** Begin INPUT ROWS **

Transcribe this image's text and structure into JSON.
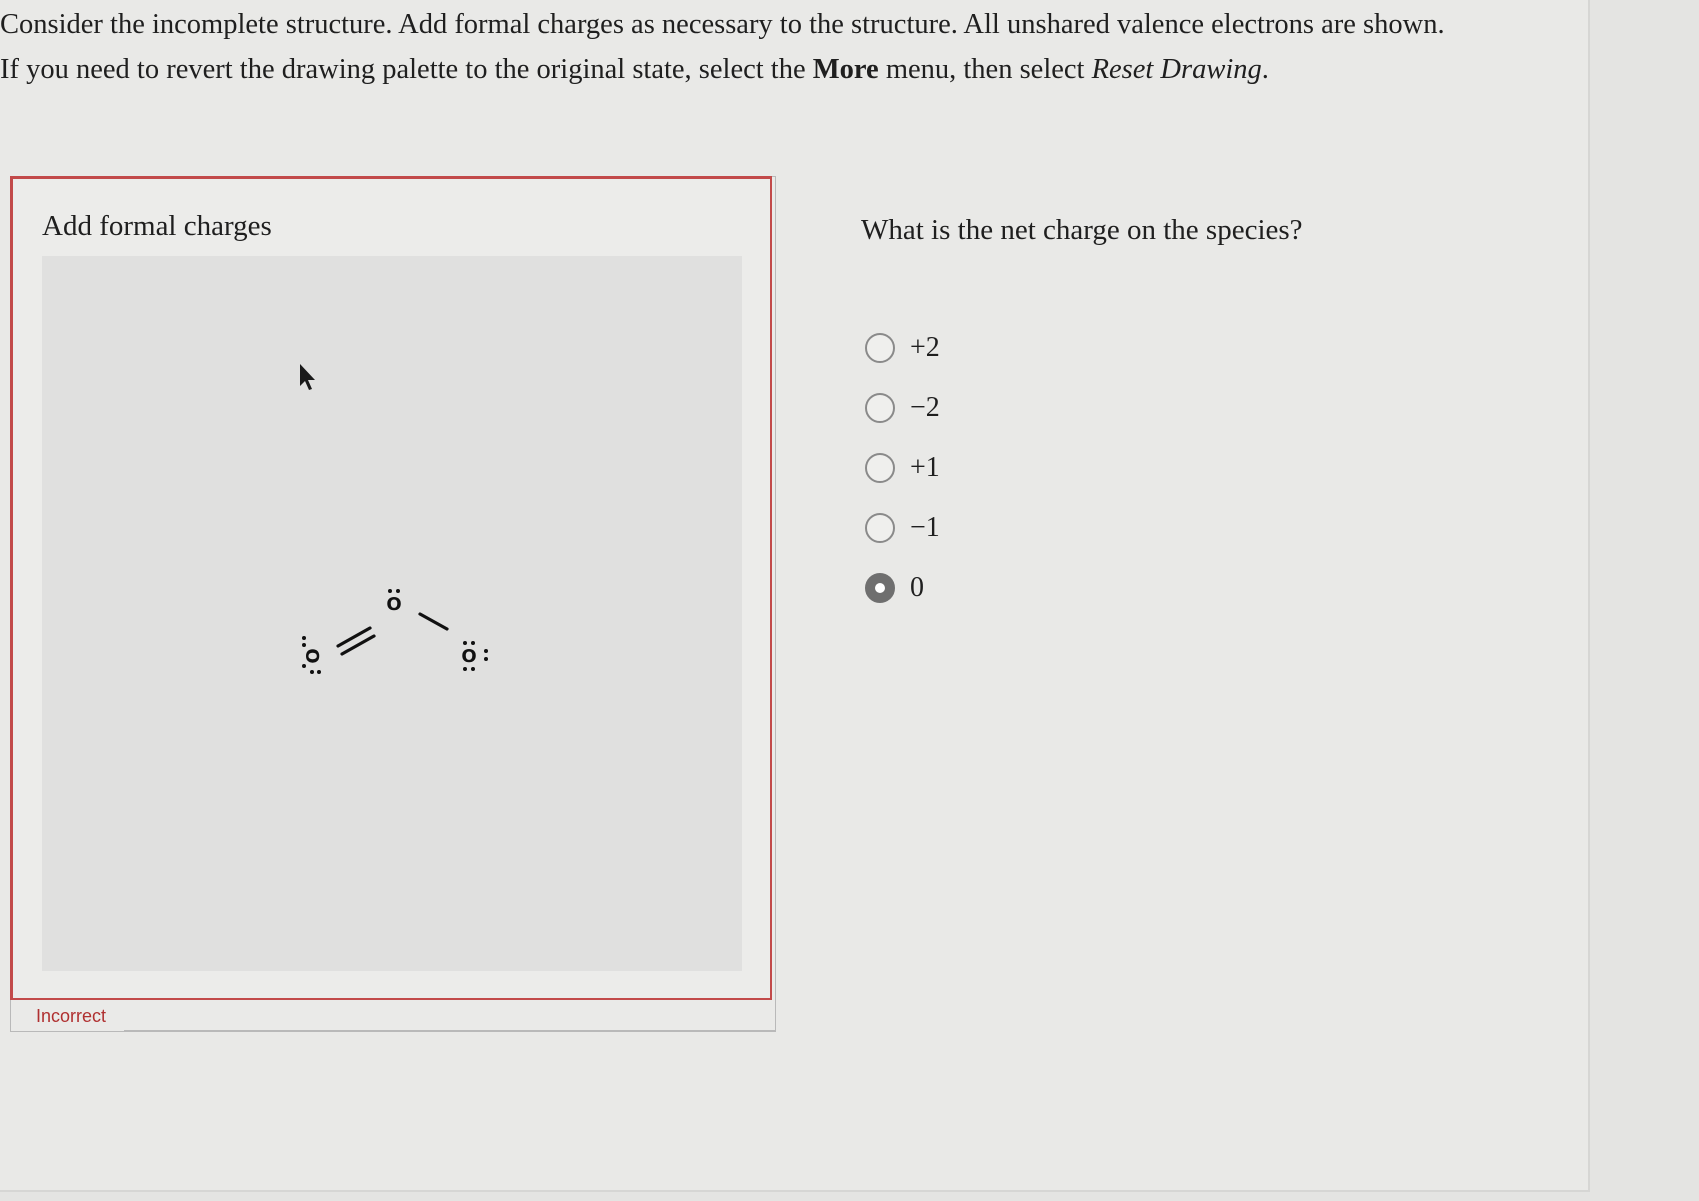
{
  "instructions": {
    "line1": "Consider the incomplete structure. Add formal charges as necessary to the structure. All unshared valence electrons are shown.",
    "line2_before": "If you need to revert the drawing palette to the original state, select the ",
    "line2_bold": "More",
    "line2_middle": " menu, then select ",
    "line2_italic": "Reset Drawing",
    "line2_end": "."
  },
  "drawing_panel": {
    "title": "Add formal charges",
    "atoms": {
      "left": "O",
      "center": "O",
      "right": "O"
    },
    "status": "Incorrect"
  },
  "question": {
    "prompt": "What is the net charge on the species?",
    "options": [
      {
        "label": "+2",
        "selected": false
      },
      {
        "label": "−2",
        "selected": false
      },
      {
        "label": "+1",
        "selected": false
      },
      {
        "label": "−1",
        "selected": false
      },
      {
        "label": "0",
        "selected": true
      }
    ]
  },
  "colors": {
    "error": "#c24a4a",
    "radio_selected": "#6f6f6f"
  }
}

** End INPUT ROWS **

BRIEF
Select all lines in the listing above where the word "charges" appears, and show them.

TASK RESULT
    "line1": "Consider the incomplete structure. Add formal charges as necessary to the structure. All unshared valence electrons are shown.",
    "title": "Add formal charges",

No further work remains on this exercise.